### TASK BRIEF
Using the entries that follow, collect the lines where the word "Giới" appears.

### TASK MATERIAL
--------------------------------------------------
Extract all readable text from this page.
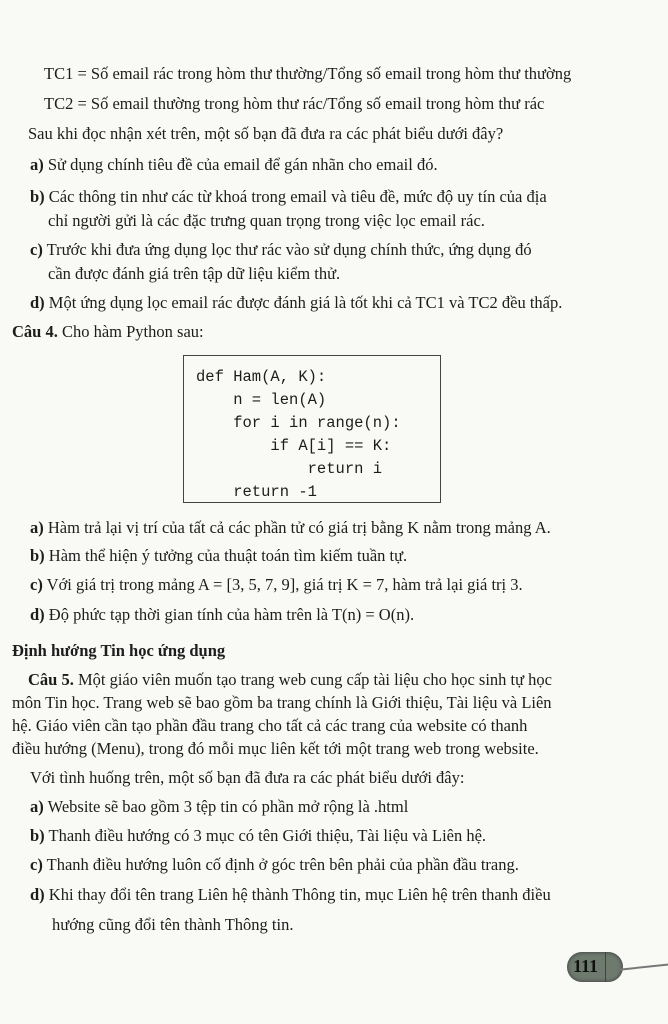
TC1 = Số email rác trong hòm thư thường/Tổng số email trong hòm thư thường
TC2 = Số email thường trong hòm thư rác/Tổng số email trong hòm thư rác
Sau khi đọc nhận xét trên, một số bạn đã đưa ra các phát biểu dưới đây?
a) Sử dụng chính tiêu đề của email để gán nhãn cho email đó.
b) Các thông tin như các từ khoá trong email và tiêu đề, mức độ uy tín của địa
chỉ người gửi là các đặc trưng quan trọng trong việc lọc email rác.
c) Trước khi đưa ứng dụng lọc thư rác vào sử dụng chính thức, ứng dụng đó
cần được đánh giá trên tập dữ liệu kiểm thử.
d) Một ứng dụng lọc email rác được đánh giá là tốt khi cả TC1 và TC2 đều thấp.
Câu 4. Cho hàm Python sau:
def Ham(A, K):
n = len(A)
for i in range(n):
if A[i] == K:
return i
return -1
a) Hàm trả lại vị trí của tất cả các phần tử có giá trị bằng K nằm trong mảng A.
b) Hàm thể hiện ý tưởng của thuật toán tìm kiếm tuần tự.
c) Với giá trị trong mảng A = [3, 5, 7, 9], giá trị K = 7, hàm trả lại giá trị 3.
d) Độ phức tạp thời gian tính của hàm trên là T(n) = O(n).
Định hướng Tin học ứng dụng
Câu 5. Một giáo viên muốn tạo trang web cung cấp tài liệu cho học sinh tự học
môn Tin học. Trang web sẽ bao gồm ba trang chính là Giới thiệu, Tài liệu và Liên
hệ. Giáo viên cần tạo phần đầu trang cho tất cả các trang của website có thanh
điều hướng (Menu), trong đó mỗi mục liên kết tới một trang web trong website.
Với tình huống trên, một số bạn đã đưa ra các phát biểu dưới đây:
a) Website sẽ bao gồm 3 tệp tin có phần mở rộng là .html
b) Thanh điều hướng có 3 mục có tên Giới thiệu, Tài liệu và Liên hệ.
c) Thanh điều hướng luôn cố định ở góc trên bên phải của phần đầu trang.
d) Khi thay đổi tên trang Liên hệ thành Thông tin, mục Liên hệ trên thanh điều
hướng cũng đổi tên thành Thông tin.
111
--------------------------------------------------
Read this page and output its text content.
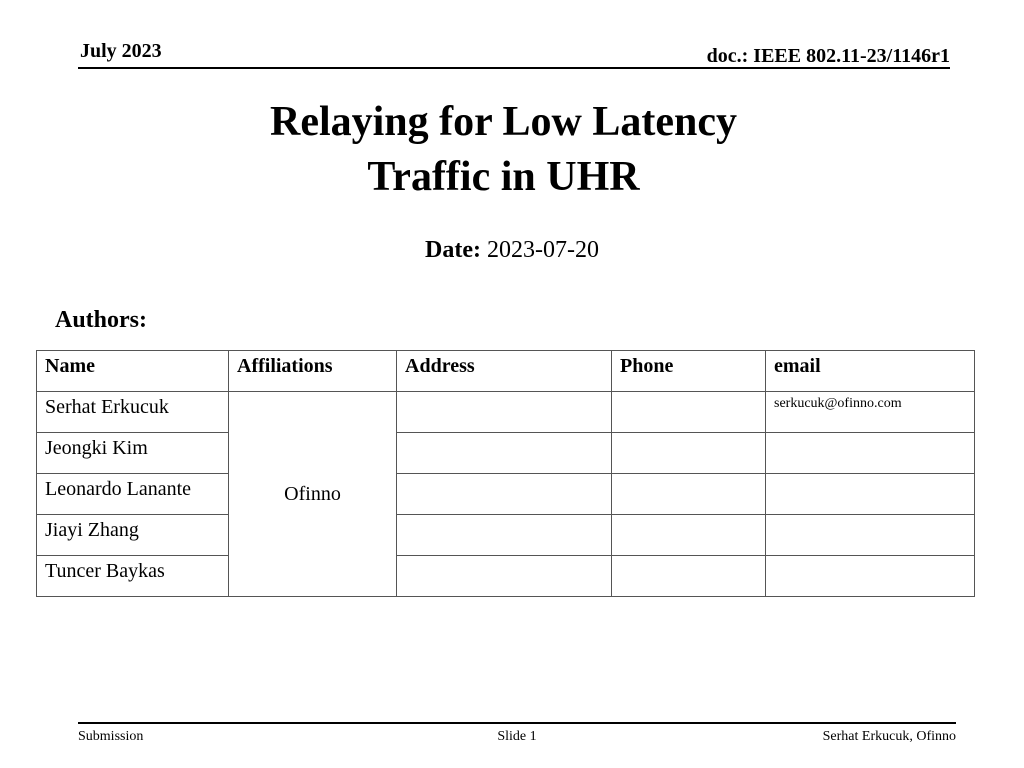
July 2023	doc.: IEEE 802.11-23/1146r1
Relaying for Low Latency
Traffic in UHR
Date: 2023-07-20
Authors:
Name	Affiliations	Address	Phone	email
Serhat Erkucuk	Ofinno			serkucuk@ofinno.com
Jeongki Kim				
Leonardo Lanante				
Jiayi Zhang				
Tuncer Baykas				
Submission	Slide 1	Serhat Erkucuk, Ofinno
--------------------------------------------------
### COMPLETE OUTPUT
môn Tin học. Trang web sẽ bao gồm ba trang chính là Giới thiệu, Tài liệu và Liên
b) Thanh điều hướng có 3 mục có tên Giới thiệu, Tài liệu và Liên hệ.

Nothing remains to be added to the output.